Stated task: Repeat the records in full and exactly, omitting pictures.
──────── Records for processing ────────
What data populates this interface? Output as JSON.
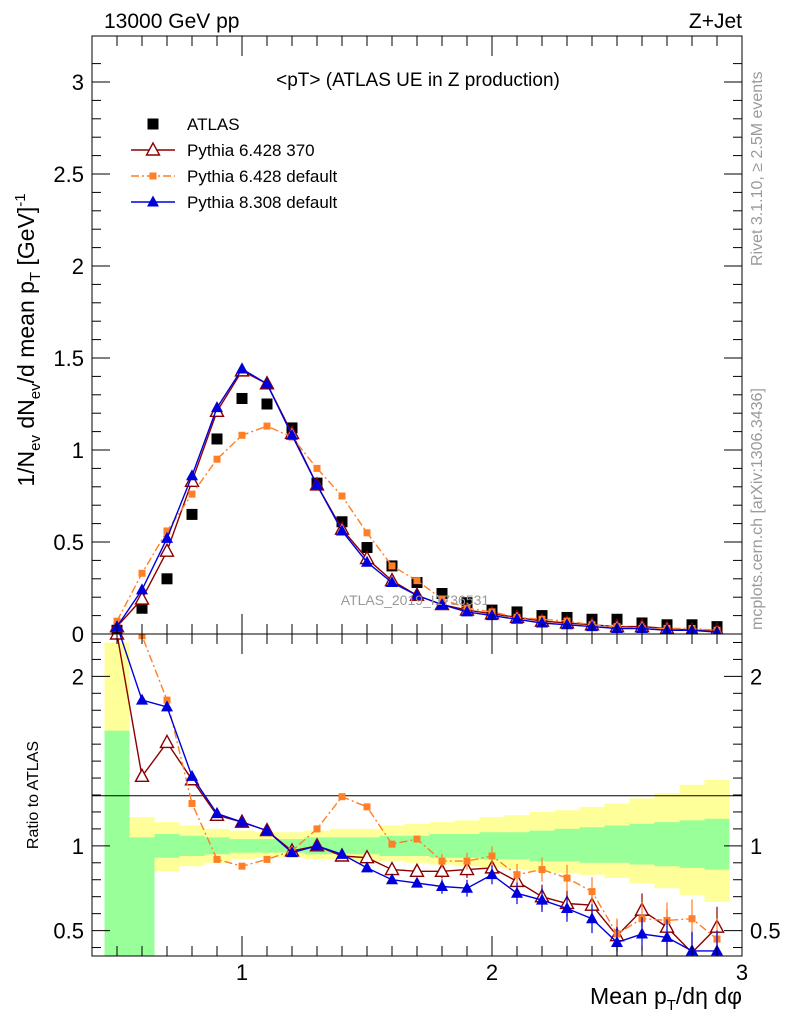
{
  "header": {
    "left": "13000 GeV pp",
    "right": "Z+Jet"
  },
  "side_labels": {
    "top": "Rivet 3.1.10, ≥ 2.5M events",
    "bottom": "mcplots.cern.ch [arXiv:1306.3436]"
  },
  "watermark": "ATLAS_2019_I1736531",
  "colors": {
    "atlas": "#000000",
    "py6_370": "#8b0000",
    "py6_default": "#ff7f27",
    "py8": "#0000dd",
    "band_yellow": "#ffff99",
    "band_green": "#99ff99"
  },
  "chart_data": [
    {
      "type": "scatter",
      "title": "<pT> (ATLAS UE in Z production)",
      "ylabel": "1/N_ev dN_ev/d mean p_T [GeV]^-1",
      "ylabel_parts": {
        "a": "1/N",
        "a_sub": "ev",
        "b": " dN",
        "b_sub": "ev",
        "c": "/d mean p",
        "c_sub": "T",
        "d": " [GeV]",
        "d_sup": "-1"
      },
      "xlim": [
        0.4,
        3.0
      ],
      "ylim": [
        0,
        3.25
      ],
      "yticks": [
        0,
        0.5,
        1,
        1.5,
        2,
        2.5,
        3
      ],
      "ytick_labels": [
        "0",
        "0.5",
        "1",
        "1.5",
        "2",
        "2.5",
        "3"
      ],
      "x": [
        0.5,
        0.6,
        0.7,
        0.8,
        0.9,
        1.0,
        1.1,
        1.2,
        1.3,
        1.4,
        1.5,
        1.6,
        1.7,
        1.8,
        1.9,
        2.0,
        2.1,
        2.2,
        2.3,
        2.4,
        2.5,
        2.6,
        2.7,
        2.8,
        2.9
      ],
      "series": [
        {
          "name": "ATLAS",
          "style": "data",
          "values": [
            0.02,
            0.14,
            0.3,
            0.65,
            1.06,
            1.28,
            1.25,
            1.12,
            0.82,
            0.61,
            0.47,
            0.37,
            0.28,
            0.22,
            0.17,
            0.13,
            0.12,
            0.1,
            0.09,
            0.08,
            0.08,
            0.06,
            0.05,
            0.05,
            0.04
          ]
        },
        {
          "name": "Pythia 6.428 370",
          "style": "py6_370",
          "values": [
            0.04,
            0.19,
            0.45,
            0.83,
            1.21,
            1.43,
            1.36,
            1.09,
            0.81,
            0.57,
            0.41,
            0.29,
            0.21,
            0.16,
            0.13,
            0.11,
            0.09,
            0.07,
            0.06,
            0.05,
            0.04,
            0.04,
            0.03,
            0.02,
            0.02
          ]
        },
        {
          "name": "Pythia 6.428 default",
          "style": "py6_default",
          "values": [
            0.07,
            0.33,
            0.56,
            0.76,
            0.95,
            1.08,
            1.13,
            1.07,
            0.9,
            0.75,
            0.55,
            0.37,
            0.29,
            0.19,
            0.14,
            0.12,
            0.09,
            0.08,
            0.07,
            0.05,
            0.04,
            0.03,
            0.03,
            0.03,
            0.02
          ]
        },
        {
          "name": "Pythia 8.308 default",
          "style": "py8",
          "values": [
            0.04,
            0.24,
            0.52,
            0.86,
            1.23,
            1.44,
            1.36,
            1.08,
            0.81,
            0.56,
            0.39,
            0.28,
            0.21,
            0.16,
            0.12,
            0.1,
            0.08,
            0.06,
            0.05,
            0.04,
            0.03,
            0.03,
            0.02,
            0.02,
            0.01
          ]
        }
      ],
      "legend": [
        "ATLAS",
        "Pythia 6.428 370",
        "Pythia 6.428 default",
        "Pythia 8.308 default"
      ],
      "legend_position": "top-left"
    },
    {
      "type": "line",
      "ylabel": "Ratio to ATLAS",
      "xlabel": "Mean p_T/dη dφ",
      "xlabel_parts": {
        "a": "Mean p",
        "a_sub": "T",
        "b": "/dη dφ"
      },
      "xlim": [
        0.4,
        3.0
      ],
      "ylim": [
        0.35,
        2.25
      ],
      "xticks": [
        1,
        2,
        3
      ],
      "xtick_labels": [
        "1",
        "2",
        "3"
      ],
      "yticks": [
        0.5,
        1,
        2
      ],
      "ytick_labels": [
        "0.5",
        "1",
        "2"
      ],
      "reference_line": 1,
      "x": [
        0.5,
        0.6,
        0.7,
        0.8,
        0.9,
        1.0,
        1.1,
        1.2,
        1.3,
        1.4,
        1.5,
        1.6,
        1.7,
        1.8,
        1.9,
        2.0,
        2.1,
        2.2,
        2.3,
        2.4,
        2.5,
        2.6,
        2.7,
        2.8,
        2.9
      ],
      "bands": {
        "x_edges": [
          0.45,
          0.55,
          0.65,
          0.75,
          0.85,
          0.95,
          1.05,
          1.15,
          1.25,
          1.35,
          1.45,
          1.55,
          1.65,
          1.75,
          1.85,
          1.95,
          2.05,
          2.15,
          2.25,
          2.35,
          2.45,
          2.55,
          2.65,
          2.75,
          2.85,
          2.95
        ],
        "green_low": [
          0.35,
          0.35,
          0.93,
          0.94,
          0.95,
          0.96,
          0.96,
          0.96,
          0.95,
          0.95,
          0.95,
          0.94,
          0.94,
          0.93,
          0.93,
          0.92,
          0.92,
          0.91,
          0.91,
          0.9,
          0.9,
          0.89,
          0.88,
          0.87,
          0.86
        ],
        "green_high": [
          1.68,
          1.05,
          1.07,
          1.06,
          1.05,
          1.04,
          1.04,
          1.04,
          1.05,
          1.05,
          1.05,
          1.06,
          1.06,
          1.07,
          1.07,
          1.08,
          1.08,
          1.09,
          1.1,
          1.11,
          1.12,
          1.13,
          1.14,
          1.15,
          1.16
        ],
        "yellow_low": [
          0.35,
          0.8,
          0.85,
          0.88,
          0.9,
          0.92,
          0.93,
          0.93,
          0.92,
          0.92,
          0.91,
          0.91,
          0.9,
          0.89,
          0.88,
          0.87,
          0.86,
          0.85,
          0.84,
          0.83,
          0.81,
          0.78,
          0.75,
          0.71,
          0.67
        ],
        "yellow_high": [
          2.2,
          1.17,
          1.14,
          1.12,
          1.1,
          1.09,
          1.08,
          1.08,
          1.09,
          1.1,
          1.1,
          1.12,
          1.13,
          1.14,
          1.15,
          1.17,
          1.18,
          1.2,
          1.21,
          1.23,
          1.25,
          1.28,
          1.31,
          1.36,
          1.39
        ]
      },
      "series": [
        {
          "name": "Pythia 6.428 370",
          "style": "py6_370",
          "values": [
            2.25,
            1.41,
            1.61,
            1.39,
            1.18,
            1.14,
            1.09,
            0.97,
            1.0,
            0.94,
            0.93,
            0.86,
            0.85,
            0.85,
            0.86,
            0.87,
            0.79,
            0.7,
            0.66,
            0.65,
            0.47,
            0.62,
            0.52,
            0.37,
            0.52
          ]
        },
        {
          "name": "Pythia 6.428 default",
          "style": "py6_default",
          "values": [
            2.45,
            2.24,
            1.86,
            1.25,
            0.92,
            0.88,
            0.92,
            0.97,
            1.1,
            1.29,
            1.23,
            1.01,
            1.04,
            0.91,
            0.91,
            0.94,
            0.83,
            0.86,
            0.81,
            0.73,
            0.48,
            0.57,
            0.56,
            0.57,
            0.45
          ]
        },
        {
          "name": "Pythia 8.308 default",
          "style": "py8",
          "values": [
            2.3,
            1.86,
            1.82,
            1.41,
            1.19,
            1.14,
            1.09,
            0.96,
            1.0,
            0.95,
            0.87,
            0.8,
            0.78,
            0.76,
            0.75,
            0.83,
            0.72,
            0.68,
            0.63,
            0.57,
            0.43,
            0.48,
            0.46,
            0.38,
            0.38
          ]
        }
      ]
    }
  ]
}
────────
Correct result:
What data populates this interface? Output as JSON.
{
  "header": {
    "left": "13000 GeV pp",
    "right": "Z+Jet"
  },
  "side_labels": {
    "top": "Rivet 3.1.10, ≥ 2.5M events",
    "bottom": "mcplots.cern.ch [arXiv:1306.3436]"
  },
  "watermark": "ATLAS_2019_I1736531",
  "colors": {
    "atlas": "#000000",
    "py6_370": "#8b0000",
    "py6_default": "#ff7f27",
    "py8": "#0000dd",
    "band_yellow": "#ffff99",
    "band_green": "#99ff99"
  },
  "chart_data": [
    {
      "type": "scatter",
      "title": "<pT> (ATLAS UE in Z production)",
      "ylabel": "1/N_ev dN_ev/d mean p_T [GeV]^-1",
      "ylabel_parts": {
        "a": "1/N",
        "a_sub": "ev",
        "b": " dN",
        "b_sub": "ev",
        "c": "/d mean p",
        "c_sub": "T",
        "d": " [GeV]",
        "d_sup": "-1"
      },
      "xlim": [
        0.4,
        3.0
      ],
      "ylim": [
        0,
        3.25
      ],
      "yticks": [
        0,
        0.5,
        1,
        1.5,
        2,
        2.5,
        3
      ],
      "ytick_labels": [
        "0",
        "0.5",
        "1",
        "1.5",
        "2",
        "2.5",
        "3"
      ],
      "x": [
        0.5,
        0.6,
        0.7,
        0.8,
        0.9,
        1.0,
        1.1,
        1.2,
        1.3,
        1.4,
        1.5,
        1.6,
        1.7,
        1.8,
        1.9,
        2.0,
        2.1,
        2.2,
        2.3,
        2.4,
        2.5,
        2.6,
        2.7,
        2.8,
        2.9
      ],
      "series": [
        {
          "name": "ATLAS",
          "style": "data",
          "values": [
            0.02,
            0.14,
            0.3,
            0.65,
            1.06,
            1.28,
            1.25,
            1.12,
            0.82,
            0.61,
            0.47,
            0.37,
            0.28,
            0.22,
            0.17,
            0.13,
            0.12,
            0.1,
            0.09,
            0.08,
            0.08,
            0.06,
            0.05,
            0.05,
            0.04
          ]
        },
        {
          "name": "Pythia 6.428 370",
          "style": "py6_370",
          "values": [
            0.04,
            0.19,
            0.45,
            0.83,
            1.21,
            1.43,
            1.36,
            1.09,
            0.81,
            0.57,
            0.41,
            0.29,
            0.21,
            0.16,
            0.13,
            0.11,
            0.09,
            0.07,
            0.06,
            0.05,
            0.04,
            0.04,
            0.03,
            0.02,
            0.02
          ]
        },
        {
          "name": "Pythia 6.428 default",
          "style": "py6_default",
          "values": [
            0.07,
            0.33,
            0.56,
            0.76,
            0.95,
            1.08,
            1.13,
            1.07,
            0.9,
            0.75,
            0.55,
            0.37,
            0.29,
            0.19,
            0.14,
            0.12,
            0.09,
            0.08,
            0.07,
            0.05,
            0.04,
            0.03,
            0.03,
            0.03,
            0.02
          ]
        },
        {
          "name": "Pythia 8.308 default",
          "style": "py8",
          "values": [
            0.04,
            0.24,
            0.52,
            0.86,
            1.23,
            1.44,
            1.36,
            1.08,
            0.81,
            0.56,
            0.39,
            0.28,
            0.21,
            0.16,
            0.12,
            0.1,
            0.08,
            0.06,
            0.05,
            0.04,
            0.03,
            0.03,
            0.02,
            0.02,
            0.01
          ]
        }
      ],
      "legend": [
        "ATLAS",
        "Pythia 6.428 370",
        "Pythia 6.428 default",
        "Pythia 8.308 default"
      ],
      "legend_position": "top-left"
    },
    {
      "type": "line",
      "ylabel": "Ratio to ATLAS",
      "xlabel": "Mean p_T/dη dφ",
      "xlabel_parts": {
        "a": "Mean p",
        "a_sub": "T",
        "b": "/dη dφ"
      },
      "xlim": [
        0.4,
        3.0
      ],
      "ylim": [
        0.35,
        2.25
      ],
      "xticks": [
        1,
        2,
        3
      ],
      "xtick_labels": [
        "1",
        "2",
        "3"
      ],
      "yticks": [
        0.5,
        1,
        2
      ],
      "ytick_labels": [
        "0.5",
        "1",
        "2"
      ],
      "reference_line": 1,
      "x": [
        0.5,
        0.6,
        0.7,
        0.8,
        0.9,
        1.0,
        1.1,
        1.2,
        1.3,
        1.4,
        1.5,
        1.6,
        1.7,
        1.8,
        1.9,
        2.0,
        2.1,
        2.2,
        2.3,
        2.4,
        2.5,
        2.6,
        2.7,
        2.8,
        2.9
      ],
      "bands": {
        "x_edges": [
          0.45,
          0.55,
          0.65,
          0.75,
          0.85,
          0.95,
          1.05,
          1.15,
          1.25,
          1.35,
          1.45,
          1.55,
          1.65,
          1.75,
          1.85,
          1.95,
          2.05,
          2.15,
          2.25,
          2.35,
          2.45,
          2.55,
          2.65,
          2.75,
          2.85,
          2.95
        ],
        "green_low": [
          0.35,
          0.35,
          0.93,
          0.94,
          0.95,
          0.96,
          0.96,
          0.96,
          0.95,
          0.95,
          0.95,
          0.94,
          0.94,
          0.93,
          0.93,
          0.92,
          0.92,
          0.91,
          0.91,
          0.9,
          0.9,
          0.89,
          0.88,
          0.87,
          0.86
        ],
        "green_high": [
          1.68,
          1.05,
          1.07,
          1.06,
          1.05,
          1.04,
          1.04,
          1.04,
          1.05,
          1.05,
          1.05,
          1.06,
          1.06,
          1.07,
          1.07,
          1.08,
          1.08,
          1.09,
          1.1,
          1.11,
          1.12,
          1.13,
          1.14,
          1.15,
          1.16
        ],
        "yellow_low": [
          0.35,
          0.8,
          0.85,
          0.88,
          0.9,
          0.92,
          0.93,
          0.93,
          0.92,
          0.92,
          0.91,
          0.91,
          0.9,
          0.89,
          0.88,
          0.87,
          0.86,
          0.85,
          0.84,
          0.83,
          0.81,
          0.78,
          0.75,
          0.71,
          0.67
        ],
        "yellow_high": [
          2.2,
          1.17,
          1.14,
          1.12,
          1.1,
          1.09,
          1.08,
          1.08,
          1.09,
          1.1,
          1.1,
          1.12,
          1.13,
          1.14,
          1.15,
          1.17,
          1.18,
          1.2,
          1.21,
          1.23,
          1.25,
          1.28,
          1.31,
          1.36,
          1.39
        ]
      },
      "series": [
        {
          "name": "Pythia 6.428 370",
          "style": "py6_370",
          "values": [
            2.25,
            1.41,
            1.61,
            1.39,
            1.18,
            1.14,
            1.09,
            0.97,
            1.0,
            0.94,
            0.93,
            0.86,
            0.85,
            0.85,
            0.86,
            0.87,
            0.79,
            0.7,
            0.66,
            0.65,
            0.47,
            0.62,
            0.52,
            0.37,
            0.52
          ]
        },
        {
          "name": "Pythia 6.428 default",
          "style": "py6_default",
          "values": [
            2.45,
            2.24,
            1.86,
            1.25,
            0.92,
            0.88,
            0.92,
            0.97,
            1.1,
            1.29,
            1.23,
            1.01,
            1.04,
            0.91,
            0.91,
            0.94,
            0.83,
            0.86,
            0.81,
            0.73,
            0.48,
            0.57,
            0.56,
            0.57,
            0.45
          ]
        },
        {
          "name": "Pythia 8.308 default",
          "style": "py8",
          "values": [
            2.3,
            1.86,
            1.82,
            1.41,
            1.19,
            1.14,
            1.09,
            0.96,
            1.0,
            0.95,
            0.87,
            0.8,
            0.78,
            0.76,
            0.75,
            0.83,
            0.72,
            0.68,
            0.63,
            0.57,
            0.43,
            0.48,
            0.46,
            0.38,
            0.38
          ]
        }
      ]
    }
  ]
}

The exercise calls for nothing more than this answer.